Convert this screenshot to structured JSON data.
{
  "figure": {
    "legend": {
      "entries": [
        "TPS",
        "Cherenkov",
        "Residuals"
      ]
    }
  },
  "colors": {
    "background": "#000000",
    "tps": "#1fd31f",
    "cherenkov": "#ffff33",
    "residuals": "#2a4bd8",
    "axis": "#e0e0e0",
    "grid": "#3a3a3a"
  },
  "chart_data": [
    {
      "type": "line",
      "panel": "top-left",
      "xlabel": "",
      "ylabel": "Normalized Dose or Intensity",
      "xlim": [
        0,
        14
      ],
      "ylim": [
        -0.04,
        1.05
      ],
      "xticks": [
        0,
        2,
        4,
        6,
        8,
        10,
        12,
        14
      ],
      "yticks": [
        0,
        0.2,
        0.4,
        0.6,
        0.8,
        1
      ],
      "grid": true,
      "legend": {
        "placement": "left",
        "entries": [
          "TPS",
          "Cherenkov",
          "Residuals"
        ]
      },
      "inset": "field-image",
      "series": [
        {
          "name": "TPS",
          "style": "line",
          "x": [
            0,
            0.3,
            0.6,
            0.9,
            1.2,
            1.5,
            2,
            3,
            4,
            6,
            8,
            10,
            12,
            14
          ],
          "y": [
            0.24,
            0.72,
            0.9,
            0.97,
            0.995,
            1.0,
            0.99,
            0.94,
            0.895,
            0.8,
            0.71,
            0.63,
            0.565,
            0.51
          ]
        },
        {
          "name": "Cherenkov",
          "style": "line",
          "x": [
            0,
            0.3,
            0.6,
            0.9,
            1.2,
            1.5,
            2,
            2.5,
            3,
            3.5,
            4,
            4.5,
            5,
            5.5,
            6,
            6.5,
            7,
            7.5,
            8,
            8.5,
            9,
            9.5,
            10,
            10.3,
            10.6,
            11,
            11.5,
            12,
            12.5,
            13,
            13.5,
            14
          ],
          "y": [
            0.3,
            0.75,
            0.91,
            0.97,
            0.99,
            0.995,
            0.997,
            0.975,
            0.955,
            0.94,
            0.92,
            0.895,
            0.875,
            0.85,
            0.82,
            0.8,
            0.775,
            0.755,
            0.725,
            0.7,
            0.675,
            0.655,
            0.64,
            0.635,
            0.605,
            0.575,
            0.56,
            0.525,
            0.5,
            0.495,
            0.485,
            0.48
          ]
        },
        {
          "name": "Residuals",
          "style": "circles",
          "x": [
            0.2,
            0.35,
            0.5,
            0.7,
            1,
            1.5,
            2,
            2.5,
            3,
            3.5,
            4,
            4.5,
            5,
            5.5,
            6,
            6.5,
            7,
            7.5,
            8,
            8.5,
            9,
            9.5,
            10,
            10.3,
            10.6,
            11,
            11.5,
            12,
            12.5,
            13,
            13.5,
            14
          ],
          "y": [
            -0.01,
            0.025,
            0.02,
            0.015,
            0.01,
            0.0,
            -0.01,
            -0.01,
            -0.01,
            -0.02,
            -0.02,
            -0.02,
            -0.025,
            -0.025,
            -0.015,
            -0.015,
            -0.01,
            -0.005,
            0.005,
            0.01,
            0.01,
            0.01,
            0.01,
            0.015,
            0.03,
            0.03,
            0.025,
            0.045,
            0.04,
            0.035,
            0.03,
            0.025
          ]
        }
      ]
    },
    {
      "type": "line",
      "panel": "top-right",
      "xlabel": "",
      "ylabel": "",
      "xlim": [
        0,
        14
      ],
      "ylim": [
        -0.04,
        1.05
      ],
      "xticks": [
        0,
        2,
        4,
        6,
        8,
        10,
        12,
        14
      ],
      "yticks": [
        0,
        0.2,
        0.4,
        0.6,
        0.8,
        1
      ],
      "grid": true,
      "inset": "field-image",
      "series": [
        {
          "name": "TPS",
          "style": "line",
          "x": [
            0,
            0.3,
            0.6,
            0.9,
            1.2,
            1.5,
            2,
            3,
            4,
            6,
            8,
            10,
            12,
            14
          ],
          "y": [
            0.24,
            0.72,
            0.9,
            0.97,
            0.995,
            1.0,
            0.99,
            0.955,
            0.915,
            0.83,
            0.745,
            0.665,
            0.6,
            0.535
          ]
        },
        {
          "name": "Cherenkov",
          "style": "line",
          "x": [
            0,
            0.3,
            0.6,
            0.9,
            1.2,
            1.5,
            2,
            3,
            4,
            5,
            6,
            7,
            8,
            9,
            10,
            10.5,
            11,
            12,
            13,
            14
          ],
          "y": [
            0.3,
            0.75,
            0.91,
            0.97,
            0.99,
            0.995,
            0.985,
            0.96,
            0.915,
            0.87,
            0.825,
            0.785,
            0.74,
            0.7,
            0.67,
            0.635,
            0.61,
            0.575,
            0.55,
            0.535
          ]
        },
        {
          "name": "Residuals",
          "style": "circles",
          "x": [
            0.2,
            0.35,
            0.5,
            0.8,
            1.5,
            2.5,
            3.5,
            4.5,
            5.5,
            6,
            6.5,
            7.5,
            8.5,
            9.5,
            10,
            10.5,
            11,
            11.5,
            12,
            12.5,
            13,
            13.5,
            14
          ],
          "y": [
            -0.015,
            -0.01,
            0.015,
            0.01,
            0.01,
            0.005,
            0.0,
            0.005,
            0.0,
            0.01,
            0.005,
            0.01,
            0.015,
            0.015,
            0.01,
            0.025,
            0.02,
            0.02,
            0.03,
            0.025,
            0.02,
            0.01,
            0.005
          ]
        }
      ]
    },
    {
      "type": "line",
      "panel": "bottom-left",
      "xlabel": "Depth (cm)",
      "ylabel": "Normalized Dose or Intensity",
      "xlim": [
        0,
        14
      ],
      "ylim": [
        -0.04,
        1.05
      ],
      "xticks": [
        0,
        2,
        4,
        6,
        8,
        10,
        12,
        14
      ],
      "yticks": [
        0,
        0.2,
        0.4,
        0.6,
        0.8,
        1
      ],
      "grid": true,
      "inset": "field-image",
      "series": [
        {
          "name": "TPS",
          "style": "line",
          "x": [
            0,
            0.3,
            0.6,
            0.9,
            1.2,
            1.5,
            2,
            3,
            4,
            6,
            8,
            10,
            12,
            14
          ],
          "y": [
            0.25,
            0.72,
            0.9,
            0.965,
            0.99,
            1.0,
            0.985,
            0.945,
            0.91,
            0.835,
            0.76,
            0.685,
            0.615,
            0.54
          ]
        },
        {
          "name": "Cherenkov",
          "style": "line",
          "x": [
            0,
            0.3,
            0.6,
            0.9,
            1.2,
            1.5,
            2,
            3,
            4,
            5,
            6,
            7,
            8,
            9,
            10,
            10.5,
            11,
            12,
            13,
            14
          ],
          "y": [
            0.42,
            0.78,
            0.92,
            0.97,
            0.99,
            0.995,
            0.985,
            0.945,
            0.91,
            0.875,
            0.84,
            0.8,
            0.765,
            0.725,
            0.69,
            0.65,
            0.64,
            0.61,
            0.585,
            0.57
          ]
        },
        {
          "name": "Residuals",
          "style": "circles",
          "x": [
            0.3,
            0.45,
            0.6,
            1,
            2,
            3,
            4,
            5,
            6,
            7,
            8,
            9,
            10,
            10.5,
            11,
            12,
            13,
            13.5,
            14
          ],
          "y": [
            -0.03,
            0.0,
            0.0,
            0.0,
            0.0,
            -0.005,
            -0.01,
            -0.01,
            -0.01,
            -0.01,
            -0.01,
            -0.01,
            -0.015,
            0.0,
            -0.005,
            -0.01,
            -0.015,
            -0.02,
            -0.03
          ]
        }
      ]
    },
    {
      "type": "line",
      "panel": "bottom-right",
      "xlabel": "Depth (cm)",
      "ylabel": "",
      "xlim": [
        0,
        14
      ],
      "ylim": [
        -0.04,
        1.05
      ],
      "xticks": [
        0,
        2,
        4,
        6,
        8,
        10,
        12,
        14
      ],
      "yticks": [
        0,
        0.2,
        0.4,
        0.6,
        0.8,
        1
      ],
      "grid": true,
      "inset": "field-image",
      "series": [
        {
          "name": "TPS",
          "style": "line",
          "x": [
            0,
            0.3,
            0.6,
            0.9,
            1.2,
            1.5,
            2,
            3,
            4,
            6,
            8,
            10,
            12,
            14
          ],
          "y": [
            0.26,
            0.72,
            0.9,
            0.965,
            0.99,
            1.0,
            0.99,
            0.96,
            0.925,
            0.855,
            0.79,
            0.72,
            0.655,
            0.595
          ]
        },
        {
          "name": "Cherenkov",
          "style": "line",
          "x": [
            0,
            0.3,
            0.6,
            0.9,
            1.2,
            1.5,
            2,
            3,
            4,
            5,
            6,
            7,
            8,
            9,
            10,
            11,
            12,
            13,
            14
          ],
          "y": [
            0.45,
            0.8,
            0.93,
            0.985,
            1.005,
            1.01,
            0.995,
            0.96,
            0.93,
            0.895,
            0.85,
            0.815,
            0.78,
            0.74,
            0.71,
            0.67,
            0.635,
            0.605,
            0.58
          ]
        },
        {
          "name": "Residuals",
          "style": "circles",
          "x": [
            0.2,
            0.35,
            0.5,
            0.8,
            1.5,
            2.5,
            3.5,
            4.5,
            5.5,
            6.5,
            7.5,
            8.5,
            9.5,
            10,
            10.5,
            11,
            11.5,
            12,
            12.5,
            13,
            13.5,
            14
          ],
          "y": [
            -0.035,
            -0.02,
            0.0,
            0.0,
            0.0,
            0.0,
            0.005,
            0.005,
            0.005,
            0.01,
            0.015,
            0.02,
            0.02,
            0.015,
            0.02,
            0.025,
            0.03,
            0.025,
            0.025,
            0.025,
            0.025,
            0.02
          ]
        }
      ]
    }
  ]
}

____________

● **TASK REQUIREMENTS**
Copy every line in the records above that contains the word "bottom".

● **COMPLETE ANSWER**
      "panel": "bottom-left",
      "panel": "bottom-right",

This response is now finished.